Records from a data source:
>>>

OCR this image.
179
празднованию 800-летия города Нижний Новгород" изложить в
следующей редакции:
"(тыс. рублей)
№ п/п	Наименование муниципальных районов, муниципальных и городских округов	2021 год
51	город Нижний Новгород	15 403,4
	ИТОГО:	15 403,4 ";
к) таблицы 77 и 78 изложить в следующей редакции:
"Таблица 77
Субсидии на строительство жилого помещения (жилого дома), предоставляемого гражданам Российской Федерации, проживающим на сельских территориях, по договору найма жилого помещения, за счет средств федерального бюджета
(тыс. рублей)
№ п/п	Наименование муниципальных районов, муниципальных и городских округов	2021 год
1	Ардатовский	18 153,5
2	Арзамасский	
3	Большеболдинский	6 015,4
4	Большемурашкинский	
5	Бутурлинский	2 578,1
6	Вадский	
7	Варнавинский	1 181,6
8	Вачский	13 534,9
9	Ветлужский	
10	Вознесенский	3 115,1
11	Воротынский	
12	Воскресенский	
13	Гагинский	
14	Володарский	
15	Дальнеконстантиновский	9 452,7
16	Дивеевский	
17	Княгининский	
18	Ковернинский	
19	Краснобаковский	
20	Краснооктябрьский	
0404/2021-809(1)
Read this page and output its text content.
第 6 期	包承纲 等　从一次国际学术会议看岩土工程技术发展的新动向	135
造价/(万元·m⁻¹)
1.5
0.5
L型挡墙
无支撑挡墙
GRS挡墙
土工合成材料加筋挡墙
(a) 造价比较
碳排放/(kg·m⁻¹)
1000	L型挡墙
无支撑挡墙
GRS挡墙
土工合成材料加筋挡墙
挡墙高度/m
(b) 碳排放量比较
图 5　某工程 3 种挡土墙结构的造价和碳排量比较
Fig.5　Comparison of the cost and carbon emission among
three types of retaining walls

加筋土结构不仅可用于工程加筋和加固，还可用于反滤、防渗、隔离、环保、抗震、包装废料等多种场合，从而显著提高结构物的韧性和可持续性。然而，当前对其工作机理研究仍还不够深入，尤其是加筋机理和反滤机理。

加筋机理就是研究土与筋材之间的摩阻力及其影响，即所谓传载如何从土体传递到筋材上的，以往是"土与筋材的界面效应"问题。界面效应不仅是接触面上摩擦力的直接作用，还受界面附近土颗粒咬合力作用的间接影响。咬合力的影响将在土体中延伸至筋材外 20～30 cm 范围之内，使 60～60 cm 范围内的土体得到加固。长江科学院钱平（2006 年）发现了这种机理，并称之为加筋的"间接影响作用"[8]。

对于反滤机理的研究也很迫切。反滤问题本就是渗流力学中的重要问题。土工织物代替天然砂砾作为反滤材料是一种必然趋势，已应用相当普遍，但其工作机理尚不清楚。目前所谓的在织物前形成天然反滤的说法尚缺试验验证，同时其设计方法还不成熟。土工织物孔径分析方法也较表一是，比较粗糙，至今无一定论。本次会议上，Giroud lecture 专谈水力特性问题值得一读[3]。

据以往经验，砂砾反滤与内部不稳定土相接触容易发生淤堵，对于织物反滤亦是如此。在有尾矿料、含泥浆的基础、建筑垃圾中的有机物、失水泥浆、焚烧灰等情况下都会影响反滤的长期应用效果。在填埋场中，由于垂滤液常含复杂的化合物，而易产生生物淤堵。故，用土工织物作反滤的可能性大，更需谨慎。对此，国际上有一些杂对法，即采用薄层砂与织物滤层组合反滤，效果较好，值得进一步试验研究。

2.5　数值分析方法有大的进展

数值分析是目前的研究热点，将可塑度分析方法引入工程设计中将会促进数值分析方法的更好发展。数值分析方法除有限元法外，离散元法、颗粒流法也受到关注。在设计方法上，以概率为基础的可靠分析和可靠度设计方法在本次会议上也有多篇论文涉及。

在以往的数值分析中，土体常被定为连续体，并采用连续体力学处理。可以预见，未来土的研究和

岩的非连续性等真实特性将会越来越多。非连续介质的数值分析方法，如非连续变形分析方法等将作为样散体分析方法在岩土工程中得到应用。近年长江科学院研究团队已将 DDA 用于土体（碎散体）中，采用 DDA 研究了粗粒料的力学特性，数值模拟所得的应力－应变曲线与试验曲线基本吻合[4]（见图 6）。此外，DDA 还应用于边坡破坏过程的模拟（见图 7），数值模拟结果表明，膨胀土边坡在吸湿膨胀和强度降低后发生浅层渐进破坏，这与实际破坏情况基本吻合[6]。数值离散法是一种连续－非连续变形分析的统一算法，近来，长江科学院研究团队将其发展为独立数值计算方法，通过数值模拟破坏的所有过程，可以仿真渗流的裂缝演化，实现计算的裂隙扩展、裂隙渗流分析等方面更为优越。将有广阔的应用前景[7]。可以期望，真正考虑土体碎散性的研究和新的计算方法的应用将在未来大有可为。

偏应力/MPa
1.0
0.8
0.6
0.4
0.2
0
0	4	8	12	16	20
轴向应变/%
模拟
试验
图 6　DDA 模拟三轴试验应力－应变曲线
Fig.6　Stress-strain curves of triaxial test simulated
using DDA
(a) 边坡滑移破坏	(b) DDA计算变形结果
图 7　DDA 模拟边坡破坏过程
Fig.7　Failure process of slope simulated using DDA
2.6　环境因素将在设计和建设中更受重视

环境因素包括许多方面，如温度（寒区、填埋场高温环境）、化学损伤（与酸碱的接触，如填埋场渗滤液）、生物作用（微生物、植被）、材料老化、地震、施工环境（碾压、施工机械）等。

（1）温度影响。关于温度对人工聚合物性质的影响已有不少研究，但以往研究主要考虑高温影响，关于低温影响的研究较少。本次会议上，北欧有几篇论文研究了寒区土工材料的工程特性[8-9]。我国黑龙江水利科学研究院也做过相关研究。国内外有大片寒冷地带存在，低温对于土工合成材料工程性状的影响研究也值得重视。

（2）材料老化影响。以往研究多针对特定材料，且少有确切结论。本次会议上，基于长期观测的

<<<

CHALLENGE:
Copy every line verbatim.

ANSWER FOR THE TASK:
OCR this image.
179
празднованию 800-летия города Нижний Новгород" изложить в
следующей редакции:
"(тыс. рублей)
№ п/п	Наименование муниципальных районов, муниципальных и городских округов	2021 год
51	город Нижний Новгород	15 403,4
	ИТОГО:	15 403,4 ";
к) таблицы 77 и 78 изложить в следующей редакции:
"Таблица 77
Субсидии на строительство жилого помещения (жилого дома), предоставляемого гражданам Российской Федерации, проживающим на сельских территориях, по договору найма жилого помещения, за счет средств федерального бюджета
(тыс. рублей)
№ п/п	Наименование муниципальных районов, муниципальных и городских округов	2021 год
1	Ардатовский	18 153,5
2	Арзамасский	
3	Большеболдинский	6 015,4
4	Большемурашкинский	
5	Бутурлинский	2 578,1
6	Вадский	
7	Варнавинский	1 181,6
8	Вачский	13 534,9
9	Ветлужский	
10	Вознесенский	3 115,1
11	Воротынский	
12	Воскресенский	
13	Гагинский	
14	Володарский	
15	Дальнеконстантиновский	9 452,7
16	Дивеевский	
17	Княгининский	
18	Ковернинский	
19	Краснобаковский	
20	Краснооктябрьский	
0404/2021-809(1)
Read this page and output its text content.
第 6 期	包承纲 等　从一次国际学术会议看岩土工程技术发展的新动向	135
造价/(万元·m⁻¹)
1.5
0.5
L型挡墙
无支撑挡墙
GRS挡墙
土工合成材料加筋挡墙
(a) 造价比较
碳排放/(kg·m⁻¹)
1000	L型挡墙
无支撑挡墙
GRS挡墙
土工合成材料加筋挡墙
挡墙高度/m
(b) 碳排放量比较
图 5　某工程 3 种挡土墙结构的造价和碳排量比较
Fig.5　Comparison of the cost and carbon emission among
three types of retaining walls

加筋土结构不仅可用于工程加筋和加固，还可用于反滤、防渗、隔离、环保、抗震、包装废料等多种场合，从而显著提高结构物的韧性和可持续性。然而，当前对其工作机理研究仍还不够深入，尤其是加筋机理和反滤机理。

加筋机理就是研究土与筋材之间的摩阻力及其影响，即所谓传载如何从土体传递到筋材上的，以往是"土与筋材的界面效应"问题。界面效应不仅是接触面上摩擦力的直接作用，还受界面附近土颗粒咬合力作用的间接影响。咬合力的影响将在土体中延伸至筋材外 20～30 cm 范围之内，使 60～60 cm 范围内的土体得到加固。长江科学院钱平（2006 年）发现了这种机理，并称之为加筋的"间接影响作用"[8]。

对于反滤机理的研究也很迫切。反滤问题本就是渗流力学中的重要问题。土工织物代替天然砂砾作为反滤材料是一种必然趋势，已应用相当普遍，但其工作机理尚不清楚。目前所谓的在织物前形成天然反滤的说法尚缺试验验证，同时其设计方法还不成熟。土工织物孔径分析方法也较表一是，比较粗糙，至今无一定论。本次会议上，Giroud lecture 专谈水力特性问题值得一读[3]。

据以往经验，砂砾反滤与内部不稳定土相接触容易发生淤堵，对于织物反滤亦是如此。在有尾矿料、含泥浆的基础、建筑垃圾中的有机物、失水泥浆、焚烧灰等情况下都会影响反滤的长期应用效果。在填埋场中，由于垂滤液常含复杂的化合物，而易产生生物淤堵。故，用土工织物作反滤的可能性大，更需谨慎。对此，国际上有一些杂对法，即采用薄层砂与织物滤层组合反滤，效果较好，值得进一步试验研究。

2.5　数值分析方法有大的进展

数值分析是目前的研究热点，将可塑度分析方法引入工程设计中将会促进数值分析方法的更好发展。数值分析方法除有限元法外，离散元法、颗粒流法也受到关注。在设计方法上，以概率为基础的可靠分析和可靠度设计方法在本次会议上也有多篇论文涉及。

在以往的数值分析中，土体常被定为连续体，并采用连续体力学处理。可以预见，未来土的研究和

岩的非连续性等真实特性将会越来越多。非连续介质的数值分析方法，如非连续变形分析方法等将作为样散体分析方法在岩土工程中得到应用。近年长江科学院研究团队已将 DDA 用于土体（碎散体）中，采用 DDA 研究了粗粒料的力学特性，数值模拟所得的应力－应变曲线与试验曲线基本吻合[4]（见图 6）。此外，DDA 还应用于边坡破坏过程的模拟（见图 7），数值模拟结果表明，膨胀土边坡在吸湿膨胀和强度降低后发生浅层渐进破坏，这与实际破坏情况基本吻合[6]。数值离散法是一种连续－非连续变形分析的统一算法，近来，长江科学院研究团队将其发展为独立数值计算方法，通过数值模拟破坏的所有过程，可以仿真渗流的裂缝演化，实现计算的裂隙扩展、裂隙渗流分析等方面更为优越。将有广阔的应用前景[7]。可以期望，真正考虑土体碎散性的研究和新的计算方法的应用将在未来大有可为。

偏应力/MPa
1.0
0.8
0.6
0.4
0.2
0
0	4	8	12	16	20
轴向应变/%
模拟
试验
图 6　DDA 模拟三轴试验应力－应变曲线
Fig.6　Stress-strain curves of triaxial test simulated
using DDA
(a) 边坡滑移破坏	(b) DDA计算变形结果
图 7　DDA 模拟边坡破坏过程
Fig.7　Failure process of slope simulated using DDA
2.6　环境因素将在设计和建设中更受重视

环境因素包括许多方面，如温度（寒区、填埋场高温环境）、化学损伤（与酸碱的接触，如填埋场渗滤液）、生物作用（微生物、植被）、材料老化、地震、施工环境（碾压、施工机械）等。

（1）温度影响。关于温度对人工聚合物性质的影响已有不少研究，但以往研究主要考虑高温影响，关于低温影响的研究较少。本次会议上，北欧有几篇论文研究了寒区土工材料的工程特性[8-9]。我国黑龙江水利科学研究院也做过相关研究。国内外有大片寒冷地带存在，低温对于土工合成材料工程性状的影响研究也值得重视。

（2）材料老化影响。以往研究多针对特定材料，且少有确切结论。本次会议上，基于长期观测的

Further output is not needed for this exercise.